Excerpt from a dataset

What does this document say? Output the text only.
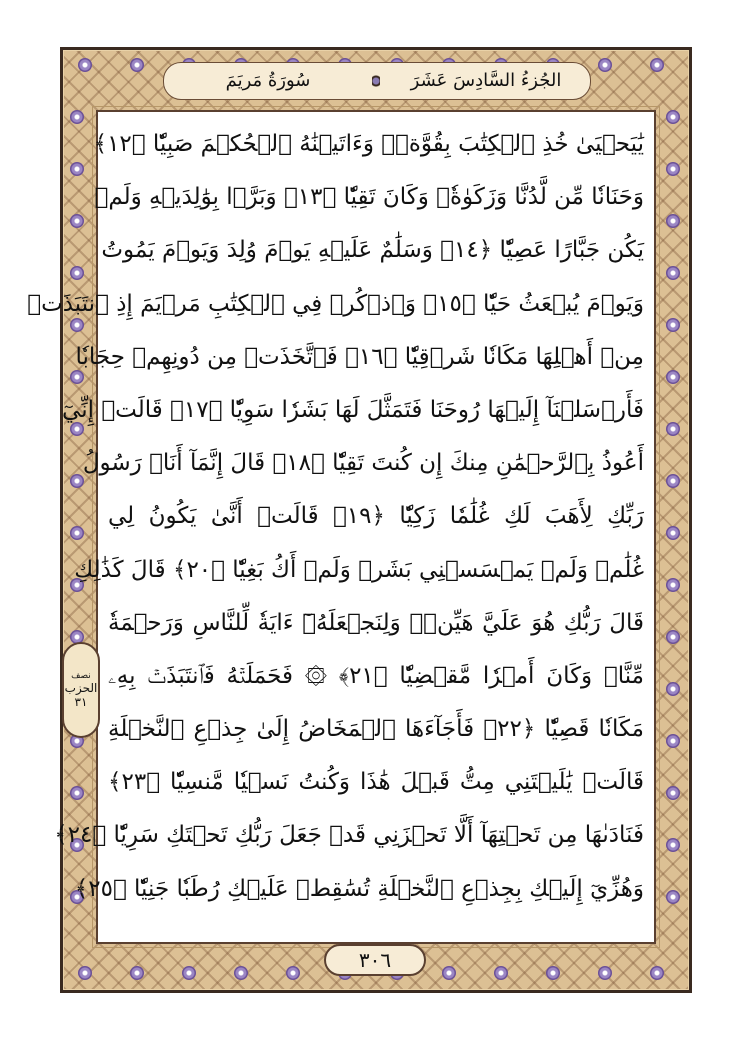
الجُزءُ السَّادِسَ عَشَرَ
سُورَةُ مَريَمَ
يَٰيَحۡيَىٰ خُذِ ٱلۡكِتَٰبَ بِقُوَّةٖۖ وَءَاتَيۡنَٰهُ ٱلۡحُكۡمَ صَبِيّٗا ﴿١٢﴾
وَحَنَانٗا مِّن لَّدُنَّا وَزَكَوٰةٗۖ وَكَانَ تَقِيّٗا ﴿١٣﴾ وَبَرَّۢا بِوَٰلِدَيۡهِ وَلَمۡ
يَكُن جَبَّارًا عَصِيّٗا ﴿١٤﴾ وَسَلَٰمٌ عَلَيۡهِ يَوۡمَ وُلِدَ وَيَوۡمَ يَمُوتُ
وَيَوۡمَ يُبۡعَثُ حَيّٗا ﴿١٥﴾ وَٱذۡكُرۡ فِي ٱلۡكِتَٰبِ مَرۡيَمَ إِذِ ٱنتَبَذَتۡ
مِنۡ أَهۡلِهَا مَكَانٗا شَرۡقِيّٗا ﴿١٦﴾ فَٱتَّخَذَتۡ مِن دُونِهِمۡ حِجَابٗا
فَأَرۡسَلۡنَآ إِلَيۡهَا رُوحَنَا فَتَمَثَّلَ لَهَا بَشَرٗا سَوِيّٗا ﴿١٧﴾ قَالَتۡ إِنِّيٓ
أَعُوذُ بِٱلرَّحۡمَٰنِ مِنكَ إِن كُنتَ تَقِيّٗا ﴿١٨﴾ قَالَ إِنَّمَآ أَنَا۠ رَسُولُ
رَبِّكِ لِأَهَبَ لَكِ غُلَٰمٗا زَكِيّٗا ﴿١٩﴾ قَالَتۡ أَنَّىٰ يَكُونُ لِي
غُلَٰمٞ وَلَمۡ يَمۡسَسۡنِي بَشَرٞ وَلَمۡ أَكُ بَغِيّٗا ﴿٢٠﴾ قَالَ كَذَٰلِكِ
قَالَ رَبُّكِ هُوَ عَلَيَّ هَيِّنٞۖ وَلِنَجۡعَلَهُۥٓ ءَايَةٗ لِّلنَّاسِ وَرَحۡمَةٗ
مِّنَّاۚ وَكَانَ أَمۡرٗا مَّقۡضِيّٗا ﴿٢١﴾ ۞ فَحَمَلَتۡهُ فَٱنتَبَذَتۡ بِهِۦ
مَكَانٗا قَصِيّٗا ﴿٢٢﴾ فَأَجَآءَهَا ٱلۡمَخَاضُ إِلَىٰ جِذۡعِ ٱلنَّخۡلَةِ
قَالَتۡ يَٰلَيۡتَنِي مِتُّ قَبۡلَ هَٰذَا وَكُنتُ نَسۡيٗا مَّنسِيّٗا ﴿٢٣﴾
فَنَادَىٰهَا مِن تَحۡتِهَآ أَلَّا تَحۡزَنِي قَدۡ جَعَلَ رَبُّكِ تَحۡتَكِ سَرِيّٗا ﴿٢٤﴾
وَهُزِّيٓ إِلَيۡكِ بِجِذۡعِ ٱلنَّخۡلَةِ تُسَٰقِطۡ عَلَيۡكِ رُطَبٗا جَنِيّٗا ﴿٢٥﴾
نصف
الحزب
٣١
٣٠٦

---

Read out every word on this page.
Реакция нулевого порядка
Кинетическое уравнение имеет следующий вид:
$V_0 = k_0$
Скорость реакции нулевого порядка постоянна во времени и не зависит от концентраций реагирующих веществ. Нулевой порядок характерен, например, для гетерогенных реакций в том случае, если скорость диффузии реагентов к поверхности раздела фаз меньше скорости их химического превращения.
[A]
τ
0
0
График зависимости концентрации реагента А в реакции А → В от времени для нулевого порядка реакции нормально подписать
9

** PROBLEM **
From the listing above, collect every line that mentions the word "this".

** SOLUTION TO THE EXERCISE **
What does this document say? Output the text only.
Read out every word on this page.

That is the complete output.